= Given entries =
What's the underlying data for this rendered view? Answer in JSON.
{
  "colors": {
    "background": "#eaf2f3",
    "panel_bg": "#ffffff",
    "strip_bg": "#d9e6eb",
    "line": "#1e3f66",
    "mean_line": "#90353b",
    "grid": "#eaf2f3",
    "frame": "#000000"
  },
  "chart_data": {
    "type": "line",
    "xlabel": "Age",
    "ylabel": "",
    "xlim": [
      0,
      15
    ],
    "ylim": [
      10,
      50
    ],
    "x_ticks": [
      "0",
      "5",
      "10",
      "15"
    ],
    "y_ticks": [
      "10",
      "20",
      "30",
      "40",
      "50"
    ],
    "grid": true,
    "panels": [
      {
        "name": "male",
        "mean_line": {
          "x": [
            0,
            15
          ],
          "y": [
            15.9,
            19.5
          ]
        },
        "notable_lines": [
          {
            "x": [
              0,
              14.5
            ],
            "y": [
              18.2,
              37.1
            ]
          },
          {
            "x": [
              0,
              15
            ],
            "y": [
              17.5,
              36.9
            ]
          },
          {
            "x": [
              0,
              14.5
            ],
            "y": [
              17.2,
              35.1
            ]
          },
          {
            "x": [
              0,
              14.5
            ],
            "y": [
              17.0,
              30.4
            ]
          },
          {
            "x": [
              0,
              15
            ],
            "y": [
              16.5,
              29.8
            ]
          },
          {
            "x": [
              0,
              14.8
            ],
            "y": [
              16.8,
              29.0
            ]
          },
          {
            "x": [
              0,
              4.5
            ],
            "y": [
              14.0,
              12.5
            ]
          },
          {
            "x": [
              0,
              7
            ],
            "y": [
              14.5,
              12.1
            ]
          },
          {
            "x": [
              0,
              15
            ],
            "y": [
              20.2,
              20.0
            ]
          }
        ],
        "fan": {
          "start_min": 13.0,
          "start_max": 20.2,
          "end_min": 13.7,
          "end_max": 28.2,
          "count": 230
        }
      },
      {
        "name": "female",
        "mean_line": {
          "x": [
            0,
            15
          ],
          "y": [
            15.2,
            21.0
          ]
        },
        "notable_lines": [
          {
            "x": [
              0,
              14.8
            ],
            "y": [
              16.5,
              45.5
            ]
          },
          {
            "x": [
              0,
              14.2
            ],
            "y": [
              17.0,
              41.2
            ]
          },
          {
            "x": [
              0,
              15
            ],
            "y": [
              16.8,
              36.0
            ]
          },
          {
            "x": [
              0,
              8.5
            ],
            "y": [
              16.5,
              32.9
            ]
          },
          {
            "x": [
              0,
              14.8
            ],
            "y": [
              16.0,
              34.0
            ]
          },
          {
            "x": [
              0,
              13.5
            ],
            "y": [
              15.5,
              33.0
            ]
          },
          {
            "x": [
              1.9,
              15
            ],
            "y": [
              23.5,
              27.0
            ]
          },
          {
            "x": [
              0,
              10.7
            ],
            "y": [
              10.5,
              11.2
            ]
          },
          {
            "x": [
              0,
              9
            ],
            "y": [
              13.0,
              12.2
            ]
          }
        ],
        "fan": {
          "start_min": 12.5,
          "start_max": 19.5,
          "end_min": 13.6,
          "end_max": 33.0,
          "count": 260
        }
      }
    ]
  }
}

= Task requirements =
All of the entries above must be quoted exactly.

= Written answer =
What's the underlying data for this rendered view? Answer in JSON.
{
  "colors": {
    "background": "#eaf2f3",
    "panel_bg": "#ffffff",
    "strip_bg": "#d9e6eb",
    "line": "#1e3f66",
    "mean_line": "#90353b",
    "grid": "#eaf2f3",
    "frame": "#000000"
  },
  "chart_data": {
    "type": "line",
    "xlabel": "Age",
    "ylabel": "",
    "xlim": [
      0,
      15
    ],
    "ylim": [
      10,
      50
    ],
    "x_ticks": [
      "0",
      "5",
      "10",
      "15"
    ],
    "y_ticks": [
      "10",
      "20",
      "30",
      "40",
      "50"
    ],
    "grid": true,
    "panels": [
      {
        "name": "male",
        "mean_line": {
          "x": [
            0,
            15
          ],
          "y": [
            15.9,
            19.5
          ]
        },
        "notable_lines": [
          {
            "x": [
              0,
              14.5
            ],
            "y": [
              18.2,
              37.1
            ]
          },
          {
            "x": [
              0,
              15
            ],
            "y": [
              17.5,
              36.9
            ]
          },
          {
            "x": [
              0,
              14.5
            ],
            "y": [
              17.2,
              35.1
            ]
          },
          {
            "x": [
              0,
              14.5
            ],
            "y": [
              17.0,
              30.4
            ]
          },
          {
            "x": [
              0,
              15
            ],
            "y": [
              16.5,
              29.8
            ]
          },
          {
            "x": [
              0,
              14.8
            ],
            "y": [
              16.8,
              29.0
            ]
          },
          {
            "x": [
              0,
              4.5
            ],
            "y": [
              14.0,
              12.5
            ]
          },
          {
            "x": [
              0,
              7
            ],
            "y": [
              14.5,
              12.1
            ]
          },
          {
            "x": [
              0,
              15
            ],
            "y": [
              20.2,
              20.0
            ]
          }
        ],
        "fan": {
          "start_min": 13.0,
          "start_max": 20.2,
          "end_min": 13.7,
          "end_max": 28.2,
          "count": 230
        }
      },
      {
        "name": "female",
        "mean_line": {
          "x": [
            0,
            15
          ],
          "y": [
            15.2,
            21.0
          ]
        },
        "notable_lines": [
          {
            "x": [
              0,
              14.8
            ],
            "y": [
              16.5,
              45.5
            ]
          },
          {
            "x": [
              0,
              14.2
            ],
            "y": [
              17.0,
              41.2
            ]
          },
          {
            "x": [
              0,
              15
            ],
            "y": [
              16.8,
              36.0
            ]
          },
          {
            "x": [
              0,
              8.5
            ],
            "y": [
              16.5,
              32.9
            ]
          },
          {
            "x": [
              0,
              14.8
            ],
            "y": [
              16.0,
              34.0
            ]
          },
          {
            "x": [
              0,
              13.5
            ],
            "y": [
              15.5,
              33.0
            ]
          },
          {
            "x": [
              1.9,
              15
            ],
            "y": [
              23.5,
              27.0
            ]
          },
          {
            "x": [
              0,
              10.7
            ],
            "y": [
              10.5,
              11.2
            ]
          },
          {
            "x": [
              0,
              9
            ],
            "y": [
              13.0,
              12.2
            ]
          }
        ],
        "fan": {
          "start_min": 12.5,
          "start_max": 19.5,
          "end_min": 13.6,
          "end_max": 33.0,
          "count": 260
        }
      }
    ]
  }
}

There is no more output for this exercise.